-- begin --

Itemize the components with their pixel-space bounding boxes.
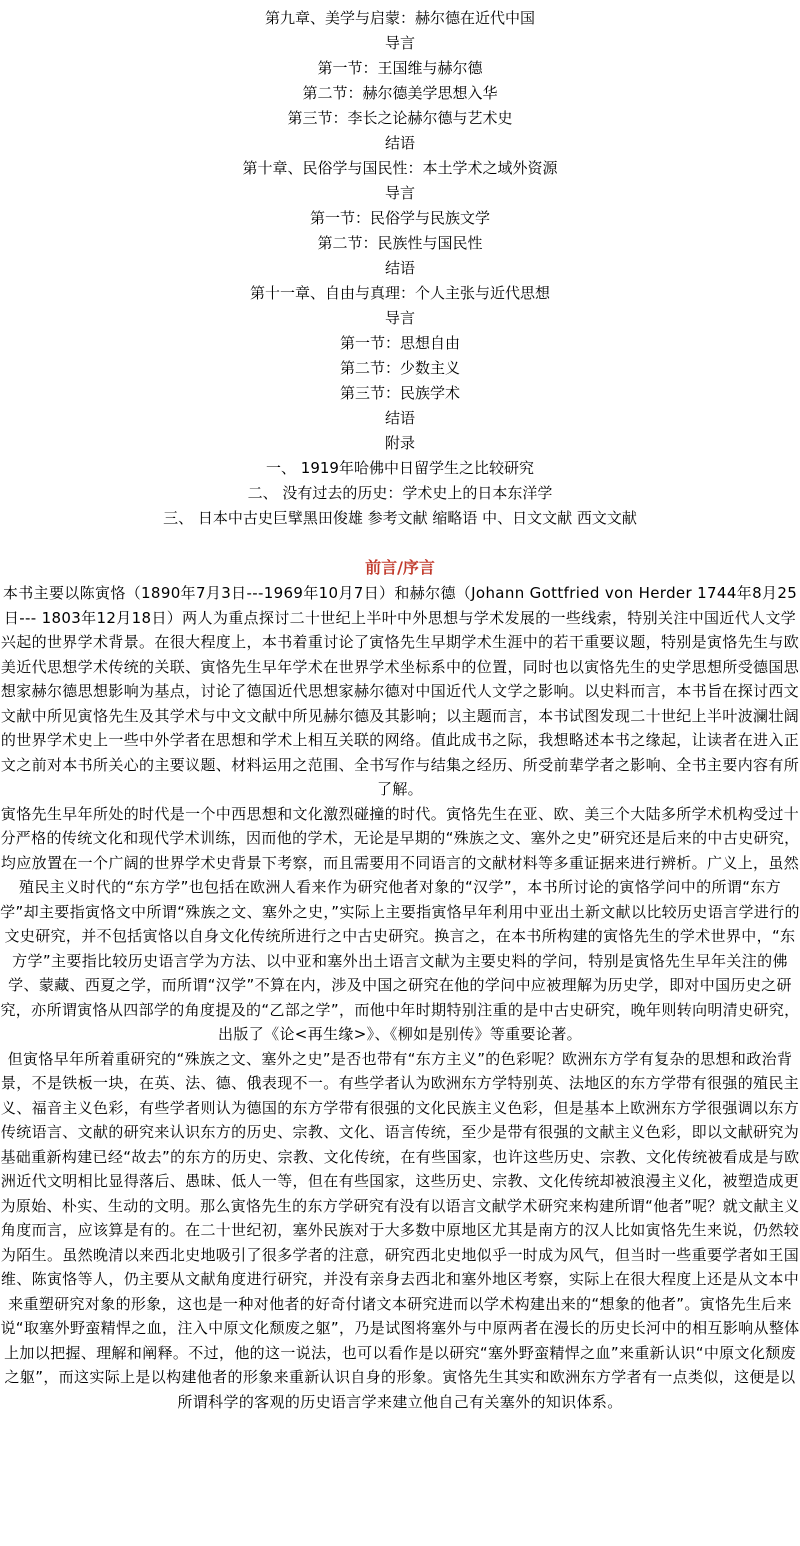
- toc-item: 第二节：赫尔德美学思想入华: [302, 84, 498, 102]
- toc-item: 导言: [384, 34, 415, 52]
- toc-item: 导言: [384, 309, 415, 327]
- toc-item: 第十一章、自由与真理：个人主张与近代思想: [249, 284, 550, 302]
- toc-item: 第九章、美学与启蒙：赫尔德在近代中国: [264, 9, 535, 27]
- preface-title: 前言/序言: [365, 558, 435, 577]
- preface-paragraph: 寅恪先生早年所处的时代是一个中西思想和文化激烈碰撞的时代。寅恪先生在亚、欧、美三个大陆多所学术机构受过十分严格的传统文化和现代学术训练，因而他的学术，无论是早期的“殊族之文、塞外之史”研究还是后来的中古史研究，均应放置在一个广阔的世界学术史背景下考察，而且需要用不同语言的文献材料等多重证据来进行辨析。广义上，虽然殖民主义时代的“东方学”也包括在欧洲人看来作为研究他者对象的“汉学”，本书所讨论的寅恪学问中的所谓“东方学”却主要指寅恪文中所谓“殊族之文、塞外之史，”实际上主要指寅恪早年利用中亚出土新文献以比较历史语言学进行的文史研究，并不包括寅恪以自身文化传统所进行之中古史研究。换言之，在本书所构建的寅恪先生的学术世界中，“东方学”主要指比较历史语言学为方法、以中亚和塞外出土语言文献为主要史料的学问，特别是寅恪先生早年关注的佛学、蒙藏、西夏之学，而所谓“汉学”不算在内，涉及中国之研究在他的学问中应被理解为历史学，即对中国历史之研究，亦所谓寅恪从四部学的角度提及的“乙部之学”，而他中年时期特别注重的是中古史研究，晚年则转向明清史研究，出版了《论<再生缘>》、《柳如是别传》等重要论著。: [0, 804, 800, 1043]
- toc-item: 第二节：少数主义: [339, 359, 460, 377]
- toc-item: 第一节：民俗学与民族文学: [309, 209, 490, 227]
- toc-item: 二、 没有过去的历史：学术史上的日本东洋学: [247, 484, 553, 502]
- toc-item: 第一节：思想自由: [339, 334, 460, 352]
- toc-item: 三、 日本中古史巨擘黑田俊雄 参考文献 缩略语 中、日文文献 西文文献: [163, 509, 637, 527]
- preface-body: [0, 581, 800, 1414]
- toc-item: 第三节：民族学术: [339, 384, 460, 402]
- toc-item: 结语: [384, 409, 415, 427]
- toc-item: 附录: [384, 434, 415, 452]
- toc-item: 第一节：王国维与赫尔德: [317, 59, 483, 77]
- preface-paragraph: 本书主要以陈寅恪（1890年7月3日---1969年10月7日）和赫尔德（Johann Gottfried von Herder 1744年8月25日--- 1803年12月18日）两人为重点探讨二十世纪上半叶中外思想与学术发展的一些线索，特别关注中国近代人文学兴起的世界学术背景。在很大程度上，本书着重讨论了寅恪先生早期学术生涯中的若干重要议题，特别是寅恪先生与欧美近代思想学术传统的关联、寅恪先生早年学术在世界学术坐标系中的位置，同时也以寅恪先生的史学思想所受德国思想家赫尔德思想影响为基点，讨论了德国近代思想家赫尔德对中国近代人文学之影响。以史料而言，本书旨在探讨西文文献中所见寅恪先生及其学术与中文文献中所见赫尔德及其影响；以主题而言，本书试图发现二十世纪上半叶波澜壮阔的世界学术史上一些中外学者在思想和学术上相互关联的网络。值此成书之际，我想略述本书之缘起，让读者在进入正文之前对本书所关心的主要议题、材料运用之范围、全书写作与结集之经历、所受前辈学者之影响、全书主要内容有所了解。: [0, 584, 800, 798]
- toc-item: 结语: [384, 134, 415, 152]
- toc-item: 导言: [384, 184, 415, 202]
- toc-item: 第十章、民俗学与国民性：本土学术之域外资源: [242, 159, 558, 177]
- toc-item: 结语: [384, 259, 415, 277]
- toc-item: 一、 1919年哈佛中日留学生之比较研究: [266, 459, 534, 477]
- toc-item: 第三节：李长之论赫尔德与艺术史: [287, 109, 513, 127]
- preface-paragraph: 但寅恪早年所着重研究的“殊族之文、塞外之史”是否也带有“东方主义”的色彩呢？欧洲东方学有复杂的思想和政治背景，不是铁板一块，在英、法、德、俄表现不一。有些学者认为欧洲东方学特别英、法地区的东方学带有很强的殖民主义、福音主义色彩，有些学者则认为德国的东方学带有很强的文化民族主义色彩，但是基本上欧洲东方学很强调以东方传统语言、文献的研究来认识东方的历史、宗教、文化、语言传统，至少是带有很强的文献主义色彩，即以文献研究为基础重新构建已经“故去”的东方的历史、宗教、文化传统，在有些国家，也许这些历史、宗教、文化传统被看成是与欧洲近代文明相比显得落后、愚昧、低人一等，但在有些国家，这些历史、宗教、文化传统却被浪漫主义化，被塑造成更为原始、朴实、生动的文明。那么寅恪先生的东方学研究有没有以语言文献学术研究来构建所谓“他者”呢？就文献主义角度而言，应该算是有的。在二十世纪初，塞外民族对于大多数中原地区尤其是南方的汉人比如寅恪先生来说，仍然较为陌生。虽然晚清以来西北史地吸引了很多学者的注意，研究西北史地似乎一时成为风气，但当时一些重要学者如王国维、陈寅恪等人，仍主要从文献角度进行研究，并没有亲身去西北和塞外地区考察，实际上在很大程度上还是从文本中来重塑研究对象的形象，这也是一种对他者的好奇付诸文本研究进而以学术构建出来的“想象的他者”。寅恪先生后来说“取塞外野蛮精悍之血，注入中原文化颓废之躯”，乃是试图将塞外与中原两者在漫长的历史长河中的相互影响从整体上加以把握、理解和阐释。不过，他的这一说法，也可以看作是以研究“塞外野蛮精悍之血”来重新认识“中原文化颓废之躯”，而这实际上是以构建他者的形象来重新认识自身的形象。寅恪先生其实和欧洲东方学者有一点类似，这便是以所谓科学的客观的历史语言学来建立他自己有关塞外的知识体系。: [0, 1049, 800, 1411]
- toc-item: 第二节：民族性与国民性: [317, 234, 483, 252]
- table-of-contents: [0, 0, 800, 531]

-- end --

- [TASK OBJECTIVE]: Express every line of the data above as a Markdown table with the columns Row and Line, numbering the rows in order and omitting blank lines. Leave the pictures out of the answer.

- [OUTPUT FOR THIS EXERCISE]:
| Row | Line |
|---|---|
| 1 | Itemize the components with their pixel-space bounding boxes. |
| 2 | - toc-item: 第二节：赫尔德美学思想入华: [302, 84, 498, 102] |
| 3 | - toc-item: 导言: [384, 34, 415, 52] |
| 4 | - toc-item: 导言: [384, 309, 415, 327] |
| 5 | - toc-item: 第十一章、自由与真理：个人主张与近代思想: [249, 284, 550, 302] |
| 6 | - toc-item: 第九章、美学与启蒙：赫尔德在近代中国: [264, 9, 535, 27] |
| 7 | - preface-title: 前言/序言: [365, 558, 435, 577] |
| 8 | - preface-paragraph: 寅恪先生早年所处的时代是一个中西思想和文化激烈碰撞的时代。寅恪先生在亚、欧、美三个大陆多所学术机构受过十分严格的传统文化和现代学术训练，因而他的学术，无论是早期的“殊族之文、塞外之史”研究还是后来的中古史研究，均应放置在一个广阔的世界学术史背景下考察，而且需要用不同语言的文献材料等多重证据来进行辨析。广义上，虽然殖民主义时代的“东方学”也包括在欧洲人看来作为研究他者对象的“汉学”，本书所讨论的寅恪学问中的所谓“东方学”却主要指寅恪文中所谓“殊族之文、塞外之史，”实际上主要指寅恪早年利用中亚出土新文献以比较历史语言学进行的文史研究，并不包括寅恪以自身文化传统所进行之中古史研究。换言之，在本书所构建的寅恪先生的学术世界中，“东方学”主要指比较历史语言学为方法、以中亚和塞外出土语言文献为主要史料的学问，特别是寅恪先生早年关注的佛学、蒙藏、西夏之学，而所谓“汉学”不算在内，涉及中国之研究在他的学问中应被理解为历史学，即对中国历史之研究，亦所谓寅恪从四部学的角度提及的“乙部之学”，而他中年时期特别注重的是中古史研究，晚年则转向明清史研究，出版了《论<再生缘>》、《柳如是别传》等重要论著。: [0, 804, 800, 1043] |
| 9 | - toc-item: 第二节：少数主义: [339, 359, 460, 377] |
| 10 | - toc-item: 第一节：民俗学与民族文学: [309, 209, 490, 227] |
| 11 | - toc-item: 二、 没有过去的历史：学术史上的日本东洋学: [247, 484, 553, 502] |
| 12 | - toc-item: 第一节：思想自由: [339, 334, 460, 352] |
| 13 | - toc-item: 三、 日本中古史巨擘黑田俊雄 参考文献 缩略语 中、日文文献 西文文献: [163, 509, 637, 527] |
| 14 | - preface-body: [0, 581, 800, 1414] |
| 15 | - toc-item: 第三节：民族学术: [339, 384, 460, 402] |
| 16 | - toc-item: 结语: [384, 409, 415, 427] |
| 17 | - toc-item: 附录: [384, 434, 415, 452] |
| 18 | - toc-item: 第一节：王国维与赫尔德: [317, 59, 483, 77] |
| 19 | - preface-paragraph: 本书主要以陈寅恪（1890年7月3日---1969年10月7日）和赫尔德（Johann Gottfried von Herder 1744年8月25日--- 1803年12月18日）两人为重点探讨二十世纪上半叶中外思想与学术发展的一些线索，特别关注中国近代人文学兴起的世界学术背景。在很大程度上，本书着重讨论了寅恪先生早期学术生涯中的若干重要议题，特别是寅恪先生与欧美近代思想学术传统的关联、寅恪先生早年学术在世界学术坐标系中的位置，同时也以寅恪先生的史学思想所受德国思想家赫尔德思想影响为基点，讨论了德国近代思想家赫尔德对中国近代人文学之影响。以史料而言，本书旨在探讨西文文献中所见寅恪先生及其学术与中文文献中所见赫尔德及其影响；以主题而言，本书试图发现二十世纪上半叶波澜壮阔的世界学术史上一些中外学者在思想和学术上相互关联的网络。值此成书之际，我想略述本书之缘起，让读者在进入正文之前对本书所关心的主要议题、材料运用之范围、全书写作与结集之经历、所受前辈学者之影响、全书主要内容有所了解。: [0, 584, 800, 798] |
| 20 | - toc-item: 结语: [384, 134, 415, 152] |
| 21 | - toc-item: 导言: [384, 184, 415, 202] |
| 22 | - toc-item: 第十章、民俗学与国民性：本土学术之域外资源: [242, 159, 558, 177] |
| 23 | - toc-item: 结语: [384, 259, 415, 277] |
| 24 | - toc-item: 一、 1919年哈佛中日留学生之比较研究: [266, 459, 534, 477] |
| 25 | - toc-item: 第三节：李长之论赫尔德与艺术史: [287, 109, 513, 127] |
| 26 | - preface-paragraph: 但寅恪早年所着重研究的“殊族之文、塞外之史”是否也带有“东方主义”的色彩呢？欧洲东方学有复杂的思想和政治背景，不是铁板一块，在英、法、德、俄表现不一。有些学者认为欧洲东方学特别英、法地区的东方学带有很强的殖民主义、福音主义色彩，有些学者则认为德国的东方学带有很强的文化民族主义色彩，但是基本上欧洲东方学很强调以东方传统语言、文献的研究来认识东方的历史、宗教、文化、语言传统，至少是带有很强的文献主义色彩，即以文献研究为基础重新构建已经“故去”的东方的历史、宗教、文化传统，在有些国家，也许这些历史、宗教、文化传统被看成是与欧洲近代文明相比显得落后、愚昧、低人一等，但在有些国家，这些历史、宗教、文化传统却被浪漫主义化，被塑造成更为原始、朴实、生动的文明。那么寅恪先生的东方学研究有没有以语言文献学术研究来构建所谓“他者”呢？就文献主义角度而言，应该算是有的。在二十世纪初，塞外民族对于大多数中原地区尤其是南方的汉人比如寅恪先生来说，仍然较为陌生。虽然晚清以来西北史地吸引了很多学者的注意，研究西北史地似乎一时成为风气，但当时一些重要学者如王国维、陈寅恪等人，仍主要从文献角度进行研究，并没有亲身去西北和塞外地区考察，实际上在很大程度上还是从文本中来重塑研究对象的形象，这也是一种对他者的好奇付诸文本研究进而以学术构建出来的“想象的他者”。寅恪先生后来说“取塞外野蛮精悍之血，注入中原文化颓废之躯”，乃是试图将塞外与中原两者在漫长的历史长河中的相互影响从整体上加以把握、理解和阐释。不过，他的这一说法，也可以看作是以研究“塞外野蛮精悍之血”来重新认识“中原文化颓废之躯”，而这实际上是以构建他者的形象来重新认识自身的形象。寅恪先生其实和欧洲东方学者有一点类似，这便是以所谓科学的客观的历史语言学来建立他自己有关塞外的知识体系。: [0, 1049, 800, 1411] |
| 27 | - toc-item: 第二节：民族性与国民性: [317, 234, 483, 252] |
| 28 | - table-of-contents: [0, 0, 800, 531] |